プロテオームの解析手法で検出されたデータのIDの国際規格となるUniversal Spectrum Identifier(USI)の策定に関する論文が、2021年6月25日、Nature Methodsに掲載されました。

プロテオーム研究分野では、国際的な枠組みであるProteomeXchangeコンソーシアムのもとで実験データ・リポジトリが各国で運営されています。各研究者は、論文内の主張に対応するプロテオーム研究データを、このリポジトリから公開することが義務づけられています。しかし、現状では、リポジトリ間でデータベースの仕組みが異なっており、論文内の主張とデータとの対応を検証することは容易ではありません。このため、標準的な仕組みを策定・実装することが喫緊の課題となっていました。

そこで、国際ヒトプロテオーム機構(HUPO)内に設置されたプロテオミクス標準イニシアチブにおいて、USIの策定に関する議論が長期間にわたって進められました。USIの仕様や今後の更新などについての情報は、プロテオミクス標準イニシアチブのウェブサイトに掲載されています。

USIは、プロテオーム研究データにおけるFAIR原則を実現するために重要な仕組みです。研究の透明性を高めるとともに、ソフトウェアを通じた機械的なアクセスを容易にすることによって、データの広い再利用につながります。

確認用資料
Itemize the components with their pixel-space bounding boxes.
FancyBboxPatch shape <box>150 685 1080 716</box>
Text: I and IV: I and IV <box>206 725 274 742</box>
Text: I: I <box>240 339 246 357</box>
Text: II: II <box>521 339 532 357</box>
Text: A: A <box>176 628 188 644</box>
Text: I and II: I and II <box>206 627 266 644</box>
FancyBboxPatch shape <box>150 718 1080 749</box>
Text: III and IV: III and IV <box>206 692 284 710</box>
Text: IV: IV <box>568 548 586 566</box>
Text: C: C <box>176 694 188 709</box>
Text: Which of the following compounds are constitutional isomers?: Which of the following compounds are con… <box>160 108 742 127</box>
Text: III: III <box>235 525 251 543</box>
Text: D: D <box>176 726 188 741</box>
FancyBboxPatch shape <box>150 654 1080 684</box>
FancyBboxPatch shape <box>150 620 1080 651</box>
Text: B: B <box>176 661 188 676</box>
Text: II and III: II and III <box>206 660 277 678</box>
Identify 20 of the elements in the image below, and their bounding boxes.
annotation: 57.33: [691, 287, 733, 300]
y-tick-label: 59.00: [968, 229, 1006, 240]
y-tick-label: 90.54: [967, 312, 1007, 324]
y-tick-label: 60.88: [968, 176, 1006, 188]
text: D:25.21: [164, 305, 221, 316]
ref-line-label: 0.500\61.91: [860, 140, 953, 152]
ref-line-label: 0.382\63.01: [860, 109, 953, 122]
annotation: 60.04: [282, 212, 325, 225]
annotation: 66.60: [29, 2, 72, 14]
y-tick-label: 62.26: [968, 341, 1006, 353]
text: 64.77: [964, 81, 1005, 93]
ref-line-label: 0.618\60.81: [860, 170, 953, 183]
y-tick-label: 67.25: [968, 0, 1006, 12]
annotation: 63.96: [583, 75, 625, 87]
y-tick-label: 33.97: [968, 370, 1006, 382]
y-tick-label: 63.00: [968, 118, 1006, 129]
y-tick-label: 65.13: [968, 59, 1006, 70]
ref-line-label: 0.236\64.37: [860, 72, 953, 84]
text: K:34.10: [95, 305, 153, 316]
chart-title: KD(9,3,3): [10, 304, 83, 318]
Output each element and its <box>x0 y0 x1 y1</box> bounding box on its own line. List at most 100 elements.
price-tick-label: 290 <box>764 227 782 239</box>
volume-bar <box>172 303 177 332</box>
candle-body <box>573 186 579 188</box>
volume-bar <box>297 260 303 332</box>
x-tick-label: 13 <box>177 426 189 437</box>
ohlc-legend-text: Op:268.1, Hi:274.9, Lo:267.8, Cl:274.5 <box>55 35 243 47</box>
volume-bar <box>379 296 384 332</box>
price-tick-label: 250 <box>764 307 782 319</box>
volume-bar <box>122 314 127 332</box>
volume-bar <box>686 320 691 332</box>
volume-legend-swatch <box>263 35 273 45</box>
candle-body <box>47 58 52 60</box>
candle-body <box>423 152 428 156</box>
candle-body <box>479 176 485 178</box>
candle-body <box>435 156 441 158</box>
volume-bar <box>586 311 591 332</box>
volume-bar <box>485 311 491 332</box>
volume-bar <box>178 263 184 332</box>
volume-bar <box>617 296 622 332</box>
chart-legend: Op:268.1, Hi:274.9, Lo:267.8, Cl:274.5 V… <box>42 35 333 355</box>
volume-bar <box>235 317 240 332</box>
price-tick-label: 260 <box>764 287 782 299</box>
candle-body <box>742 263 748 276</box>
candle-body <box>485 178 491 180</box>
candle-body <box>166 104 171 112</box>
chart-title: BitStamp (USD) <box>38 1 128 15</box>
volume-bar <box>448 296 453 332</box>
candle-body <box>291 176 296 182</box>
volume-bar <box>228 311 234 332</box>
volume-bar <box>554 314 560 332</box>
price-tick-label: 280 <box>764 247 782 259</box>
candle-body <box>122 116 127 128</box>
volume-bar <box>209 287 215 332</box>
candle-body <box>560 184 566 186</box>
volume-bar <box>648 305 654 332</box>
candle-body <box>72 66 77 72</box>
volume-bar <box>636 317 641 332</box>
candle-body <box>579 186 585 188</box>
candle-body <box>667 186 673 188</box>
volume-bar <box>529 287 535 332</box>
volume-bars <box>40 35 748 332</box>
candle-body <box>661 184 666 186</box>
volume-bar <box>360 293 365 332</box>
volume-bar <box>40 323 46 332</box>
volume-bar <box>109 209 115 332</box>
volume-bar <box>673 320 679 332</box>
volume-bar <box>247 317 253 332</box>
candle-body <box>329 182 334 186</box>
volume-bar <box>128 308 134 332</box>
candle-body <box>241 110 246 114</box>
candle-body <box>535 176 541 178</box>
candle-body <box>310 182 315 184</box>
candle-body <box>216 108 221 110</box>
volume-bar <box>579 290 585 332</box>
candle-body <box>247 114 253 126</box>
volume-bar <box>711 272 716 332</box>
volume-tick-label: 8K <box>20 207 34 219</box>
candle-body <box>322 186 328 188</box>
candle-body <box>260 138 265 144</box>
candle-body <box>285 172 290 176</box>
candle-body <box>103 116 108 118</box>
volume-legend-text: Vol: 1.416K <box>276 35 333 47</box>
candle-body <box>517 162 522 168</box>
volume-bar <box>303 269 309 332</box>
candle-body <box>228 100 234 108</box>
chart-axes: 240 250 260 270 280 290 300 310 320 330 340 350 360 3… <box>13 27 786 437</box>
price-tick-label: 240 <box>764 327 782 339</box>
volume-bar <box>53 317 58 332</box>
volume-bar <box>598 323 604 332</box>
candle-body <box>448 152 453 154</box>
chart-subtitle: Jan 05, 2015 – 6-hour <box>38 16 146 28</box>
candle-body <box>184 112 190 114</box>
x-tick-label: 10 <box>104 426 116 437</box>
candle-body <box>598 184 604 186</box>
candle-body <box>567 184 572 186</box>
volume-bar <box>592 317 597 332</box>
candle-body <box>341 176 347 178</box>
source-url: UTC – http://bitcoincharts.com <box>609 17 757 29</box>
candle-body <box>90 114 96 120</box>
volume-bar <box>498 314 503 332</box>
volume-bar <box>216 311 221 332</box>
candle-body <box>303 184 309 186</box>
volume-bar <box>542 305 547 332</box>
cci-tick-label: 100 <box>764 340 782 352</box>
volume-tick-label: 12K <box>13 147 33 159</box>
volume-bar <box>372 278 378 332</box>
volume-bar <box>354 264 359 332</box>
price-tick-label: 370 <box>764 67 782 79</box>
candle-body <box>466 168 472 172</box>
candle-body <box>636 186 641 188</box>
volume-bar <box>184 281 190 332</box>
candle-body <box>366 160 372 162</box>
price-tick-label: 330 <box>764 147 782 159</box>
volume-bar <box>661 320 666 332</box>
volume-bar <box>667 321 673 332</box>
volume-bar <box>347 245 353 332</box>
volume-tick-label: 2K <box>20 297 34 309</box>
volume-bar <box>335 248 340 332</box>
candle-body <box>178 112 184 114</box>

解答すべき設問
[1] USIの策定に関する本文抜粋によると、その論文はいつ、どの学術誌に掲載されましたか。
[2] USIの策定に関する本文抜粋を、最後の文に続けて書き進めてください。
資料は解答には使用しません。

解答一覧
[1] 2021年6月25日に、Nature Methodsに掲載されました。

[2]
ProteomeXchangeコンソーシアムの加盟リポジトリとして、日本では、京都大学 大学院薬学研究科の石濱 泰教授らを中心とするグループによってjPOSTが開発・運営されています。
本論文の共著者の富山国際大学の河野 信 准教授はjPOSTを開発・運営するグループの一員で、プロテオミクス標準イニシアチブにおけるUSIの議論の中心メンバーのひとりとして、大きなコミットメントを果たしました。

本成果の詳細は、原著論文およびjPOSTのお知らせをご覧ください。
なお、本論文のプレプリント版がBioRxivから公開されています。

jPOSTは、「統合化推進プログラム」の研究開発課題「プロテオームデータベースの機能深化と連携基盤強化」の一環として開発・運営されています。